[Request]
Wherever the word "Weekly" appears in a line, extract that line.

[Data for processing]
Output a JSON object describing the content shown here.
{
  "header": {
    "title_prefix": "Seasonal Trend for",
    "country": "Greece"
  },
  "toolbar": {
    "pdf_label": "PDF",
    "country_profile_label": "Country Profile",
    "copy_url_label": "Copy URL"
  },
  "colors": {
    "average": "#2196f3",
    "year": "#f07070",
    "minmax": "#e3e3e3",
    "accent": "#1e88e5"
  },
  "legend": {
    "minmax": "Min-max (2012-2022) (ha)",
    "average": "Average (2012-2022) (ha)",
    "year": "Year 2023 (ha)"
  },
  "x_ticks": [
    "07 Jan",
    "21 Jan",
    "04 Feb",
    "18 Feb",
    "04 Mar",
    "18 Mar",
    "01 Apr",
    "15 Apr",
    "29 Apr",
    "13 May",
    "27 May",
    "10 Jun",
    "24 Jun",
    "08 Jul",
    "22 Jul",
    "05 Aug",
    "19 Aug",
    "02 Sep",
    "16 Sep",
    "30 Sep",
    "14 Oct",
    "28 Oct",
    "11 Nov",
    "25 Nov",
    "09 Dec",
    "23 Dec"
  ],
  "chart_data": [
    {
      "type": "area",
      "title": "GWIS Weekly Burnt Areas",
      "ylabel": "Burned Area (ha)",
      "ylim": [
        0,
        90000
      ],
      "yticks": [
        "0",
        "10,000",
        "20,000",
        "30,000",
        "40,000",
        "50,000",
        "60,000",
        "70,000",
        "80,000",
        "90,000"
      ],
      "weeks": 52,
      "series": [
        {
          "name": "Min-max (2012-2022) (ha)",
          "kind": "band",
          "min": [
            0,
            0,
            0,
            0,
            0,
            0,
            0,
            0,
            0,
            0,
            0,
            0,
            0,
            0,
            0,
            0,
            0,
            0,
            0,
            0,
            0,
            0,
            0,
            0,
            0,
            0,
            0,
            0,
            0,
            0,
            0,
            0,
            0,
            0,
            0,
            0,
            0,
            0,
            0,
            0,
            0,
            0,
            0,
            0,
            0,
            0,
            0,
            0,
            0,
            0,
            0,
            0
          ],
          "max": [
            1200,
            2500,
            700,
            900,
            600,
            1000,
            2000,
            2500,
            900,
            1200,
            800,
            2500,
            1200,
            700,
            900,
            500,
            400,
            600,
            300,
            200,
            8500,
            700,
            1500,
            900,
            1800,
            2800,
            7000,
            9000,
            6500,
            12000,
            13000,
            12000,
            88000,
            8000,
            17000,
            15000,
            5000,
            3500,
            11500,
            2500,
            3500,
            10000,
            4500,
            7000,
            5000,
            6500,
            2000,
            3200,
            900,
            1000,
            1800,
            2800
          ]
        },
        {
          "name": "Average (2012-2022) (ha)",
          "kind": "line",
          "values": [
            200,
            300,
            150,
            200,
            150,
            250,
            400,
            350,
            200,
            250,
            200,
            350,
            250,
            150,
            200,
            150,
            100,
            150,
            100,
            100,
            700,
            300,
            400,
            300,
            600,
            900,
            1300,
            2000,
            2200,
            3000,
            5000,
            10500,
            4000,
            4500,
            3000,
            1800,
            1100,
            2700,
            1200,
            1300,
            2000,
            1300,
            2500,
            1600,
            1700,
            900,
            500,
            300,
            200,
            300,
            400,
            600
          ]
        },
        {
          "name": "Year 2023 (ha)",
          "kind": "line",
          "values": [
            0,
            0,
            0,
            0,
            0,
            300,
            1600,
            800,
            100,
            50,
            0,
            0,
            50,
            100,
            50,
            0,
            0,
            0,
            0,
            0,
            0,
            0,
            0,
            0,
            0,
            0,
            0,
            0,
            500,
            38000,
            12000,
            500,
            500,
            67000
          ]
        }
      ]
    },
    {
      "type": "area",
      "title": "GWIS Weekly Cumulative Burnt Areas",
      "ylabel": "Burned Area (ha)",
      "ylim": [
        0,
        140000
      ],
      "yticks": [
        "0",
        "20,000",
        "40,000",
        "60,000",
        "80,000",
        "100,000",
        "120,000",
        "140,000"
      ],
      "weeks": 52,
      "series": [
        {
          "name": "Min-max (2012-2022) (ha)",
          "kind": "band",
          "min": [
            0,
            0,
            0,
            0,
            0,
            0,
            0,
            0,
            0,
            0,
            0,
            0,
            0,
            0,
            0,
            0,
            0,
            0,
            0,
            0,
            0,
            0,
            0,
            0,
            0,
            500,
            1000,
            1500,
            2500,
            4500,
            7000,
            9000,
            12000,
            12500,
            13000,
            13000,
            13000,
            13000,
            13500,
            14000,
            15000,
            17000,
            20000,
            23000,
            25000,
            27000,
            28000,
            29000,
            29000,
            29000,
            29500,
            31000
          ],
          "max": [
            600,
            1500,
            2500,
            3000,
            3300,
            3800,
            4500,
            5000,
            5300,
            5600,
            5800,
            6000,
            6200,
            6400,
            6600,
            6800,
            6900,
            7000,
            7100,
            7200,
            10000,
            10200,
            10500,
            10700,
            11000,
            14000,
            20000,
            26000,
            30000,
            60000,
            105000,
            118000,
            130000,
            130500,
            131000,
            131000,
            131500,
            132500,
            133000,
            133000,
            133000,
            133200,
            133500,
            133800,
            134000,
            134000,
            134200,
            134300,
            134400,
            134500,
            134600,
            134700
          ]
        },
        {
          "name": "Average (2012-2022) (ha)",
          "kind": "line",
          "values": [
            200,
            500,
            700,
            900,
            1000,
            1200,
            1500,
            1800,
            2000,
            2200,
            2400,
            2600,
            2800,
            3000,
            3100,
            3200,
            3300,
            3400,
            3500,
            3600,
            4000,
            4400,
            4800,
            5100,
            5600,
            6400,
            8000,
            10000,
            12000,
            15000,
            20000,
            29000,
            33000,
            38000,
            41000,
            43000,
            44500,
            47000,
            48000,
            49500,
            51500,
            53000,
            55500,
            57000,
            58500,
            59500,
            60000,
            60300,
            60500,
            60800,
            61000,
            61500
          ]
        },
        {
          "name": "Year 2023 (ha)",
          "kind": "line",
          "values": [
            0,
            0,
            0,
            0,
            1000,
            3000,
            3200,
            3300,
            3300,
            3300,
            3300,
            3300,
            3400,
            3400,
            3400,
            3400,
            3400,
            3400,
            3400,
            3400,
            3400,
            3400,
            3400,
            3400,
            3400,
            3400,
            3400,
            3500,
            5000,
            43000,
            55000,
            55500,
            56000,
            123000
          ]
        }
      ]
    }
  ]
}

[Full solution]
      "title": "GWIS Weekly Burnt Areas",
      "title": "GWIS Weekly Cumulative Burnt Areas",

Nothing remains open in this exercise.